Start Record list
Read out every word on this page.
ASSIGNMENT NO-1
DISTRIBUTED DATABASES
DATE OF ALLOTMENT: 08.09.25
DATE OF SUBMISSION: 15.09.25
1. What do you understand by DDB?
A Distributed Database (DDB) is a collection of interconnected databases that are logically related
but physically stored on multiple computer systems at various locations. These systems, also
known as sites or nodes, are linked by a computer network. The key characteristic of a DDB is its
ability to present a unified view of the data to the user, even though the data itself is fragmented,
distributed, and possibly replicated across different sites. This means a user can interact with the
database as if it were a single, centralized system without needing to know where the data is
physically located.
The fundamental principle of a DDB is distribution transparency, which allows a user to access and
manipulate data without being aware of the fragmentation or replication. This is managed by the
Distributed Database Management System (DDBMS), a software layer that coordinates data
End Record list
Start Record list
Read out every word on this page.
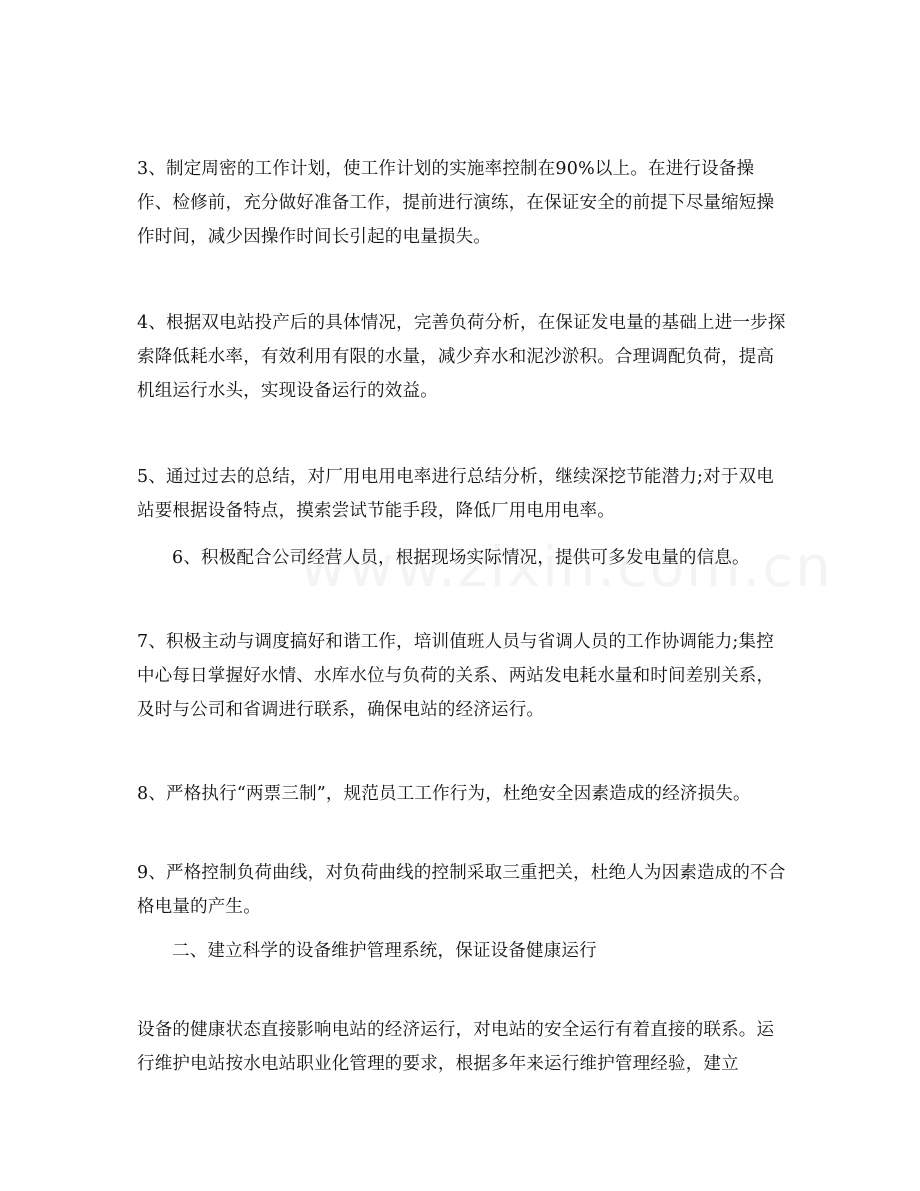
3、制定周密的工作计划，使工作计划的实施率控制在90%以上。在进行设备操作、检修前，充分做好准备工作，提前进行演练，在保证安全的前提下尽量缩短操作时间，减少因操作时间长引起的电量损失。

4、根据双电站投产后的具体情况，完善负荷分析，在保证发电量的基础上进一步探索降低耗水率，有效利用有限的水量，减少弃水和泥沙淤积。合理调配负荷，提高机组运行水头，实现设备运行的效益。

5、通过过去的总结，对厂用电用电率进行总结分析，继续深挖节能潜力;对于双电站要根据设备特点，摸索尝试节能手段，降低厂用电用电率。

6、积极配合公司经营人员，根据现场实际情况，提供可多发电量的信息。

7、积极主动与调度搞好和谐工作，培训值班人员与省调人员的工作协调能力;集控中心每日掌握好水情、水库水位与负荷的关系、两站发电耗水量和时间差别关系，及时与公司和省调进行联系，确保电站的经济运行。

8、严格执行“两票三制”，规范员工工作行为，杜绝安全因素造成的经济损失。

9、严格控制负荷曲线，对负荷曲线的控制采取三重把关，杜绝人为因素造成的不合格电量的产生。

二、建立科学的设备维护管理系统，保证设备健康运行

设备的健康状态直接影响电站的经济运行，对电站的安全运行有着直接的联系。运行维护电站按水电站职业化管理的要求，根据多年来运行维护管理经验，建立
End Record list
Start Record list
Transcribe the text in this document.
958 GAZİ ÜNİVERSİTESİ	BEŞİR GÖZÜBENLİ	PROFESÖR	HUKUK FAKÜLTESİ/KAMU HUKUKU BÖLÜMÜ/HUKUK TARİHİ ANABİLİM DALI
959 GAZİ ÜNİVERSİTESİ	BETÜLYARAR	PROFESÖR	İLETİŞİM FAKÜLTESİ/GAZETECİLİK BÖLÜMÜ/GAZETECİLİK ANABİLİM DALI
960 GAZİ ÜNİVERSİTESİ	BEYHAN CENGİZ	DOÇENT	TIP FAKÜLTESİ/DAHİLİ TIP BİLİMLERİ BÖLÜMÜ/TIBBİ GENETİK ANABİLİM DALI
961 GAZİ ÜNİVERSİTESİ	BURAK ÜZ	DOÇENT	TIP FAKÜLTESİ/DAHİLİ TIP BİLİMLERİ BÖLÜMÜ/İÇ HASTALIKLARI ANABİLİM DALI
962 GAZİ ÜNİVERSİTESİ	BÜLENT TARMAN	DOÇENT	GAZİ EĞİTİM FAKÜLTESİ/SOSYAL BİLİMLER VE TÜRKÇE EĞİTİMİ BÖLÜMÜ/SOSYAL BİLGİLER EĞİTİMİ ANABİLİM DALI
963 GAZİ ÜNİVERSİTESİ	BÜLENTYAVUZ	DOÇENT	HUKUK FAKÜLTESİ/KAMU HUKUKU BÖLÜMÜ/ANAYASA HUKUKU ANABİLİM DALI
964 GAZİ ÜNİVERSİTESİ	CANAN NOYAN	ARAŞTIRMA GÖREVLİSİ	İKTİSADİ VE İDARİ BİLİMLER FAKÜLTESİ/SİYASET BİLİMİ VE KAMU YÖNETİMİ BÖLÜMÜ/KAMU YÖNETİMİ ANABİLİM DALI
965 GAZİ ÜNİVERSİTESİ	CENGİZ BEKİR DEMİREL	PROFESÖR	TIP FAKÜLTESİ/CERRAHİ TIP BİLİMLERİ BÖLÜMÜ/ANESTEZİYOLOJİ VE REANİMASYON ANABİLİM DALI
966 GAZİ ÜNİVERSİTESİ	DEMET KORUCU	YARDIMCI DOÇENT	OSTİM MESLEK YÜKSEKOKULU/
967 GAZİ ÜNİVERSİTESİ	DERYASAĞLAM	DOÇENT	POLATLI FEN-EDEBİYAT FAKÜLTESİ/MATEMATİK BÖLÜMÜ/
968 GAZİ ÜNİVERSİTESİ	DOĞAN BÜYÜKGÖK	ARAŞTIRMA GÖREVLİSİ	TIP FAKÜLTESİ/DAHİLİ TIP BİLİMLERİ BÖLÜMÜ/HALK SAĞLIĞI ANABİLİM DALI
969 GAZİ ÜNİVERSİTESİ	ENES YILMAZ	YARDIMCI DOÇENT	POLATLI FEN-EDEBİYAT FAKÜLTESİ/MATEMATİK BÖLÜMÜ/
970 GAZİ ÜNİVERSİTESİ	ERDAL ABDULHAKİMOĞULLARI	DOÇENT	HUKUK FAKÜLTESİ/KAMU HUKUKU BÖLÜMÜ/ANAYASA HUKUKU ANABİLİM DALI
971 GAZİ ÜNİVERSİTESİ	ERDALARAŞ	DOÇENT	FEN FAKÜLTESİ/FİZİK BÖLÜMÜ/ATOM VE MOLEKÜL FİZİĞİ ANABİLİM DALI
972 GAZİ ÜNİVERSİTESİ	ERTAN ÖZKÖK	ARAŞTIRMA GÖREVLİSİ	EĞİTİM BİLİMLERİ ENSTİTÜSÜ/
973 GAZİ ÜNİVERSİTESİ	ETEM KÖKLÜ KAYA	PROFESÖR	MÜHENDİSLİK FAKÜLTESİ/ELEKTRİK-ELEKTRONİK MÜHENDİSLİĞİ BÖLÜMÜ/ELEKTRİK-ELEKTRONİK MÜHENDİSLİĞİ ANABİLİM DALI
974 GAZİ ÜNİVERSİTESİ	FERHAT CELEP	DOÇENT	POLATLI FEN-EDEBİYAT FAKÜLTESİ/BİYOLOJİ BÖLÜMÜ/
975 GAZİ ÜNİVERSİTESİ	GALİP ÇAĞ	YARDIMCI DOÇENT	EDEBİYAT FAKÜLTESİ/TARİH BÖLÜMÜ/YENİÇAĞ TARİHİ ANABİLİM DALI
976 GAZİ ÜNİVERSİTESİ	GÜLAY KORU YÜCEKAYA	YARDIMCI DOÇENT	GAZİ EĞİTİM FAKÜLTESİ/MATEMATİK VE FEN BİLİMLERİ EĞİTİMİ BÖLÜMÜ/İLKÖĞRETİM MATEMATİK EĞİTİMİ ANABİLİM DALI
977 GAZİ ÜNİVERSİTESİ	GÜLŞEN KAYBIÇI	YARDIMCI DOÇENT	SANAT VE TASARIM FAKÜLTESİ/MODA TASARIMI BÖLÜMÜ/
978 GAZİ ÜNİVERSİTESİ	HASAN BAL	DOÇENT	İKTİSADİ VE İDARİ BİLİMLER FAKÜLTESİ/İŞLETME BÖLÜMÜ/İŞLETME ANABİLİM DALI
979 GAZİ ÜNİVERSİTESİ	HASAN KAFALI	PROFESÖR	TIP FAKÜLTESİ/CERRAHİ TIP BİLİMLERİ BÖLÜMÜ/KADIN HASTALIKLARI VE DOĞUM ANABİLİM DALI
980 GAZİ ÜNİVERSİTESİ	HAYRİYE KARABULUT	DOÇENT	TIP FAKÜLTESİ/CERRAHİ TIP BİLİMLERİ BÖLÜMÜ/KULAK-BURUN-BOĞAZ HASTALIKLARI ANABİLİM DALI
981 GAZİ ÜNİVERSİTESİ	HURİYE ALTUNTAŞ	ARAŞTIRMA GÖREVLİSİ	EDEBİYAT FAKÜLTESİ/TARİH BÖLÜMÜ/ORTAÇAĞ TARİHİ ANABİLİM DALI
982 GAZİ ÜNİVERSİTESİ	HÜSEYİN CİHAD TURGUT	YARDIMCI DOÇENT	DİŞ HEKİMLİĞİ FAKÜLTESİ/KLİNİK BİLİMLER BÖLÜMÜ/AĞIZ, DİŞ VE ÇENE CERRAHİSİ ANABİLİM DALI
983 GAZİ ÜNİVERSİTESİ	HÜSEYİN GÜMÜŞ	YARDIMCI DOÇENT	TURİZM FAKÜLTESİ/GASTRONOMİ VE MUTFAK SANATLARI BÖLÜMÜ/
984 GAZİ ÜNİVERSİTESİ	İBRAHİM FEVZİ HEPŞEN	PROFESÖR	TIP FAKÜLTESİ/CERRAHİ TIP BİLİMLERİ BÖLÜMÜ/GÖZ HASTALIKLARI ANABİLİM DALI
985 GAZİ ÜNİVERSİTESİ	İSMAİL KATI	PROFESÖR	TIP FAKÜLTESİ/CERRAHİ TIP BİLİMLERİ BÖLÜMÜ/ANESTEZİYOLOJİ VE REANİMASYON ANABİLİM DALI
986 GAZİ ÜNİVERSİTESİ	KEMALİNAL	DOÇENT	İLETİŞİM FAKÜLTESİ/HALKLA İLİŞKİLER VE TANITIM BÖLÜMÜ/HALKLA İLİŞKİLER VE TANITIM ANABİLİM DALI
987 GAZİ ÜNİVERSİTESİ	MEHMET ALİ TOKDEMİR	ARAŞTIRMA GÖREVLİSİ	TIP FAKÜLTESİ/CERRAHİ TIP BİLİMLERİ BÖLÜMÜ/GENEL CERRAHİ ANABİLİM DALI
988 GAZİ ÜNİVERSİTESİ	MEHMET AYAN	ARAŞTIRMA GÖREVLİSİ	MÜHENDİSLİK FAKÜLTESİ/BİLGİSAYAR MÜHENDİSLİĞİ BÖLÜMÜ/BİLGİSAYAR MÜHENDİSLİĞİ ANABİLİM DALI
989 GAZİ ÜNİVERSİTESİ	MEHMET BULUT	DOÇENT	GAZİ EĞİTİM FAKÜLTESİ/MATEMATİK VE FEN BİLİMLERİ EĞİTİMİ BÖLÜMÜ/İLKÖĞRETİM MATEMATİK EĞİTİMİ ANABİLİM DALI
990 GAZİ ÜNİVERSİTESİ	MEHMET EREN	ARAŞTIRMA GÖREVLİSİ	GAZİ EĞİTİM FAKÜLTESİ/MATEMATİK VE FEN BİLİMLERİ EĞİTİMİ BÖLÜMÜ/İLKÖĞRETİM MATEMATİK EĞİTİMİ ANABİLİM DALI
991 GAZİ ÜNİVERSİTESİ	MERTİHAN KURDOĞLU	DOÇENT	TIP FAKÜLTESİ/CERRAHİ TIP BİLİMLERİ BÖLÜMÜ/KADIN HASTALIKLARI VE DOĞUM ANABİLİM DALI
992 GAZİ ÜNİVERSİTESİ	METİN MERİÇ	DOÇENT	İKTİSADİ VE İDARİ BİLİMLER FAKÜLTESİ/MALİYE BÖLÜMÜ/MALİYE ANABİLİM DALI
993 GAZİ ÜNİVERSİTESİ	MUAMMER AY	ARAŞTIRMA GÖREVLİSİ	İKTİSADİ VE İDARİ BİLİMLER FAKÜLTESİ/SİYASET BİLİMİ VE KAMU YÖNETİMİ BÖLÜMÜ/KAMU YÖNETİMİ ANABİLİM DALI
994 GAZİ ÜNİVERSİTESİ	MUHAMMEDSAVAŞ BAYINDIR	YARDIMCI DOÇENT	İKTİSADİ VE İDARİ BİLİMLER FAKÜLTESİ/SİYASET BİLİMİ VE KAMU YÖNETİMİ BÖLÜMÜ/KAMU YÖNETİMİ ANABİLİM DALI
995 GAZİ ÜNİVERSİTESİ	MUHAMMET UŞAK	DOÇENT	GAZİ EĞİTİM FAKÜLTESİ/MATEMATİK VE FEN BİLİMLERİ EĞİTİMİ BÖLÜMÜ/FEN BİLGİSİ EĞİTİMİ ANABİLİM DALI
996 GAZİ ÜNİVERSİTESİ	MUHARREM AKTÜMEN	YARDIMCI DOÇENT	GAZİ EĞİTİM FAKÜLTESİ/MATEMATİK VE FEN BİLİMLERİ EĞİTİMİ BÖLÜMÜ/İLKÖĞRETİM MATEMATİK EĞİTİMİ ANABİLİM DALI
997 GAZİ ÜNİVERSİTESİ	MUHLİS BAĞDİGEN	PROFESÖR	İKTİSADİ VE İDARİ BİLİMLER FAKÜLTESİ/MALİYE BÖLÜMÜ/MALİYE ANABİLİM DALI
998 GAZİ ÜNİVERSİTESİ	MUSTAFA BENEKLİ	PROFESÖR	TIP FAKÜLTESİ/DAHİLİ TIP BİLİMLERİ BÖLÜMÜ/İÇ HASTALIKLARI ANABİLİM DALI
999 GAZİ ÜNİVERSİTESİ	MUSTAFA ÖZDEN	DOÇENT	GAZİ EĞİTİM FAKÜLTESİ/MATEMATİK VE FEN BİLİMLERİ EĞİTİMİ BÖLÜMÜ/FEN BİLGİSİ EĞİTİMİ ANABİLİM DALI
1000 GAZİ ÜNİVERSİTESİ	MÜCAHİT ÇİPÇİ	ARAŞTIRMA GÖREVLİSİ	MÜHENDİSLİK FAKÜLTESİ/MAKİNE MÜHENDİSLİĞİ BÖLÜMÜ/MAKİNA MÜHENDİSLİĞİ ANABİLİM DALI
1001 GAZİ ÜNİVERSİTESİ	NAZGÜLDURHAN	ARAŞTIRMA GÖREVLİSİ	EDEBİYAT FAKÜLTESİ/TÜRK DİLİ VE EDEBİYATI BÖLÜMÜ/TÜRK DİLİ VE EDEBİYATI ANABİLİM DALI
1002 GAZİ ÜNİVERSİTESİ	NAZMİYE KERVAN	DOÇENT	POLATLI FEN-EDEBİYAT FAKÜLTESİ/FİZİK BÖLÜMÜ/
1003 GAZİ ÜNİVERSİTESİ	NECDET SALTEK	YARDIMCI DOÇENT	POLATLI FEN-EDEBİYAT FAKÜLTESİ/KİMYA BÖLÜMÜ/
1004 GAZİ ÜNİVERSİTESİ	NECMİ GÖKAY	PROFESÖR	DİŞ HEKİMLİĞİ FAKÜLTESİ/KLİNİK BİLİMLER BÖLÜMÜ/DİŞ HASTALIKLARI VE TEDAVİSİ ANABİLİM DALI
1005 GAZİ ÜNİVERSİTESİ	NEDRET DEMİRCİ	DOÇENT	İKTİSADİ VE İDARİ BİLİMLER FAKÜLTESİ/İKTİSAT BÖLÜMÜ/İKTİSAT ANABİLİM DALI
End Record list
- [The problem]: Count how many lines above include the word "ANAYASA" and answer with that figure only.

- [Task solution]: 2